» Exercise requirements:
[a] In the diary entry, how many people and families did the house at 14 Henrietta Street hold when it served as a tenement?
[b] Please output everything in the diary entry from "Close-up location" down to "Henrietta Street, Dublin.", word for word.

Ireland day 1143. Thursday 14 November 2024- UK Guests Day 5

Ireland day 1143. Thursday 14 November 2024- UK Guests Day 5
Today’s summary We, along with our two friends, took the train into Dublin this morning and walked from Jervis up to the museum at 14 Henrietta Street.   The museum compares the original Georgian regency life in this house with tenement life in the same building a century later. Fascinating. A quiet night in the flat afterwards, with linguine kindly prepared for us by our guests, followed by a bit of TV.
Today’s weather Overcast with heavy drizzle. Almost no wind. Appx 13c
Today’s overview location
(The blue mark shows the location of our route)
Close-up location
(The orange mark shows where we walked)
(No GPX today)
Commentary

In the first few weeks of our life in Ireland, three years ago, we had visited the “museum” house at 14 Henrietta Street, Dublin.

This “museum” explores the contrast between the use of the house in its original form as an elegant Georgian town-house occupied by a single well-to-do family in the mid eighteenth century, with its subsequent use a hundred years later as a tenement housing 100 people in 17 separate families. We had very much enjoyed our visit at the time, and had always wanted to go back at some point. Having visitors with an interest in matters historic provided the ideal opportunity to pay a return visit.

So after a relatively relaxed breakfast, we got up and while Val went for a run, the rest of us pulled ourselves together and got ready for a day out. Eventually we were all, respectively, breakfasted, exercised and showered, so we pottered off the station and caught a train into town at about 11:45am.

We were at Henrietta Street in plenty of time for our tour at 1pm, so passed a few minutes taking photos and having a good look round the other townhouses in the street (some of which are still privately owned and occupied). The tour was expertly led by our guide Gillian, who seemed to have something of a theatrical air about her. She certainly brought the house and its occupants over three centuries to life, and we thoroughly enjoyed our visit.

» Record set:
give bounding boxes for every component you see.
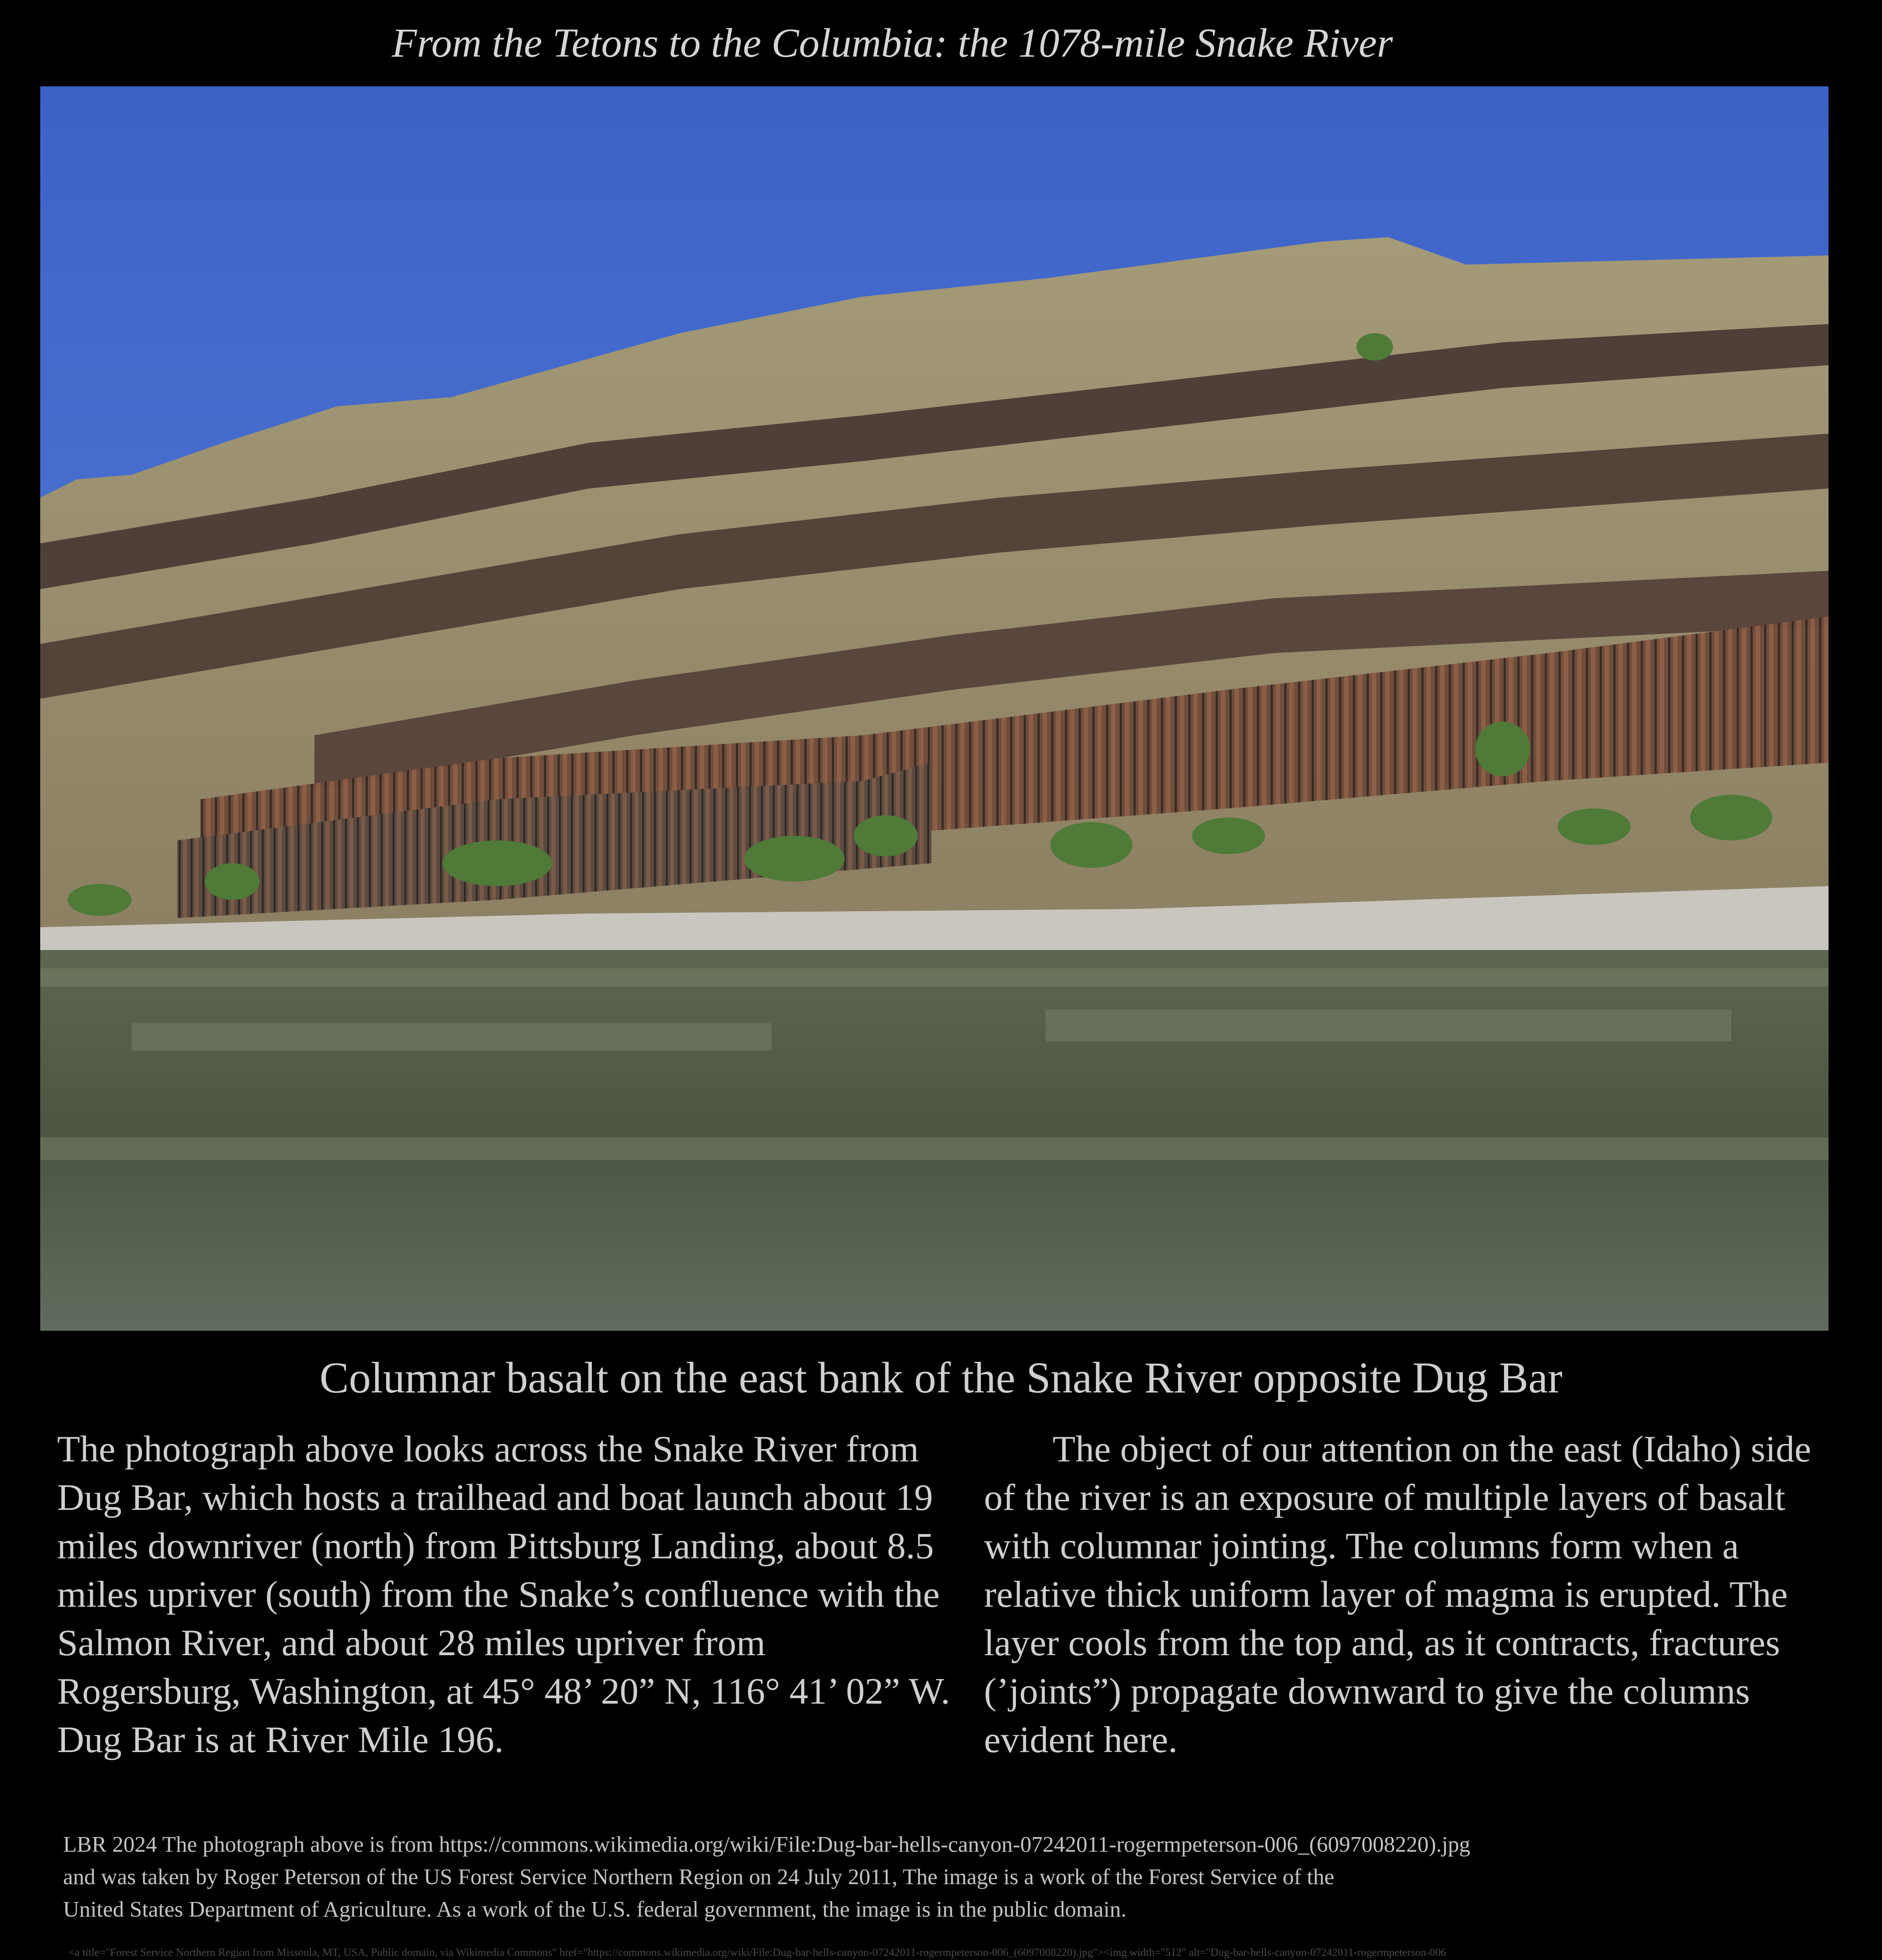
credit-line-2: and was taken by Roger Peterson of the US Forest Service Northern Region on 24 July 2011, The image is a work of the Forest Service of the	[63, 1864, 1334, 1889]
embed-code-text: <a title="Forest Service Northern Region from Missoula, MT, USA, Public domain, via Wikimedia Commons" href="https://commons.wikimedia.org/wiki/File:Dug-bar-hells-canyon-07242011-rogermpeterson-006_(6097008220).jpg"><img width="512" alt="Dug-bar-hells-canyon-07242011-rogermpeterson-006	[69, 1947, 1446, 1959]
description-right	[984, 1425, 1843, 1764]
credit-line-1: LBR 2024 The photograph above is from https://commons.wikimedia.org/wiki/File:Dug-bar-hells-canyon-07242011-rogermpeterson-006_(6097008220).jpg	[63, 1832, 1471, 1857]
river-cliff-photo	[40, 86, 1829, 1331]
page-title: From the Tetons to the Columbia: the 1078-mile Snake River	[392, 21, 1393, 66]
credit-line-3: United States Department of Agriculture. As a work of the U.S. federal government, the image is in the public domain.	[63, 1896, 1127, 1922]
photo-credit	[63, 1828, 1845, 1925]
description-right-text: The object of our attention on the east (Idaho) side of the river is an exposure of multiple layers of basalt with columnar jointing. The columns form when a relative thick uniform layer of magma is erupted. The layer cools from the top and, as it contracts, fractures (’joints”) propagate downward to give the columns evident here.	[984, 1428, 1811, 1760]
description-left: The photograph above looks across the Snake River from Dug Bar, which hosts a trailhead and boat launch about 19 miles downriver (north) from Pittsburg Landing, about 8.5 miles upriver (south) from the Snake’s confluence with the Salmon River, and about 28 miles upriver from Rogersburg, Washington, at 45° 48’ 20” N, 116° 41’ 02” W. Dug Bar is at River Mile 196.	[57, 1428, 950, 1760]
photo-caption: Columnar basalt on the east bank of the Snake River opposite Dug Bar	[319, 1353, 1563, 1402]
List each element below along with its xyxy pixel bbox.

» The results:
[a] 100 people in 17 separate families.

[b]
Close-up location
(The orange mark shows where we walked)
(No GPX today)
Commentary

In the first few weeks of our life in Ireland, three years ago, we had visited the “museum” house at 14 Henrietta Street, Dublin.